Dataset items »

++++++++

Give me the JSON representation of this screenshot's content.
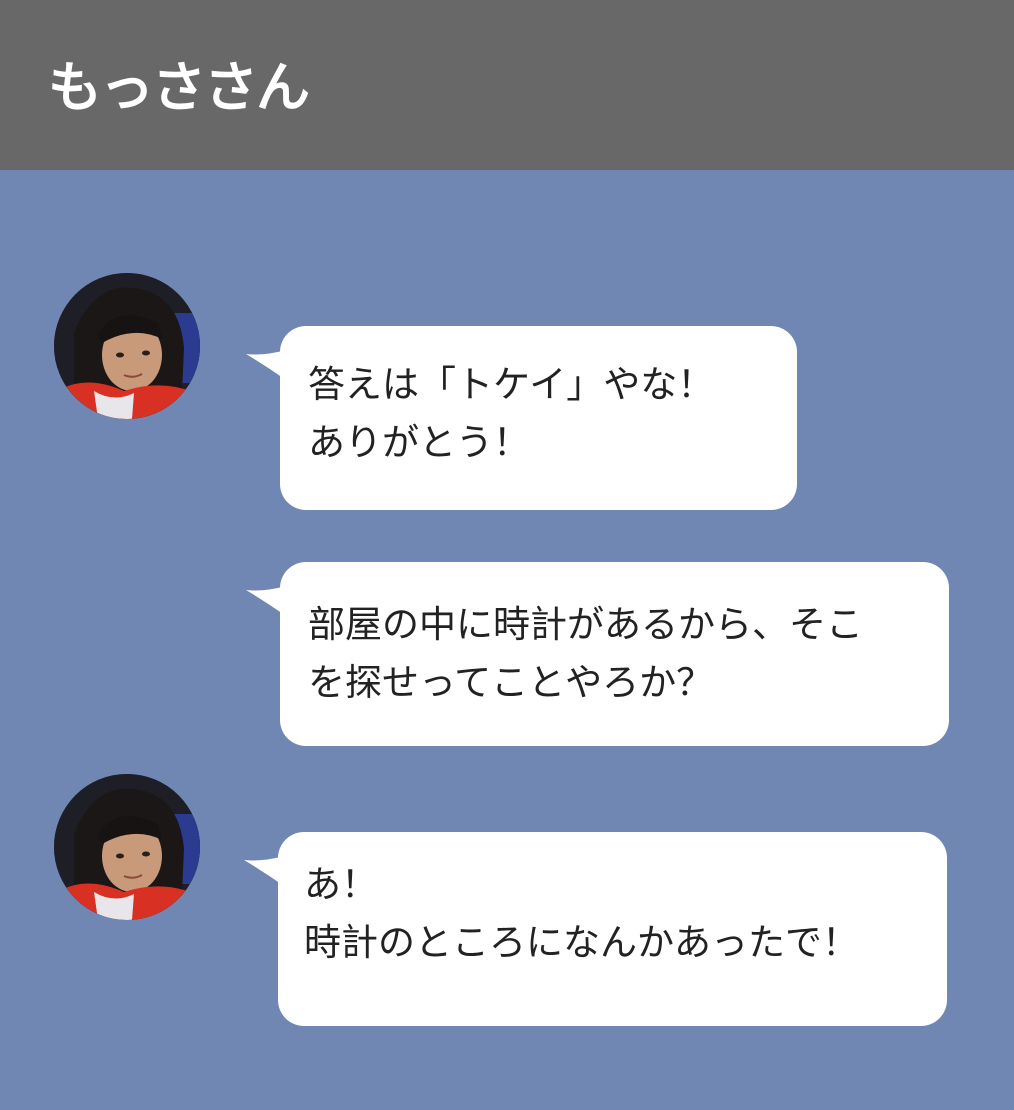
{
  "header": {
    "title": "もっささん"
  },
  "colors": {
    "header_bg": "#676867",
    "chat_bg": "#6f87b2",
    "bubble_bg": "#ffffff",
    "text": "#222222"
  },
  "messages": [
    {
      "sender_avatar": true,
      "lines": [
        "答えは「トケイ」やな！",
        "ありがとう！"
      ]
    },
    {
      "sender_avatar": false,
      "lines": [
        "部屋の中に時計があるから、そこ",
        "を探せってことやろか？"
      ]
    },
    {
      "sender_avatar": true,
      "lines": [
        "あ！",
        "時計のところになんかあったで！"
      ]
    }
  ]
}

++++++++

Set exercise » Quote the entries above word for word. Leave the images out.

Problem solution »
Give me the JSON representation of this screenshot's content.
{
  "header": {
    "title": "もっささん"
  },
  "colors": {
    "header_bg": "#676867",
    "chat_bg": "#6f87b2",
    "bubble_bg": "#ffffff",
    "text": "#222222"
  },
  "messages": [
    {
      "sender_avatar": true,
      "lines": [
        "答えは「トケイ」やな！",
        "ありがとう！"
      ]
    },
    {
      "sender_avatar": false,
      "lines": [
        "部屋の中に時計があるから、そこ",
        "を探せってことやろか？"
      ]
    },
    {
      "sender_avatar": true,
      "lines": [
        "あ！",
        "時計のところになんかあったで！"
      ]
    }
  ]
}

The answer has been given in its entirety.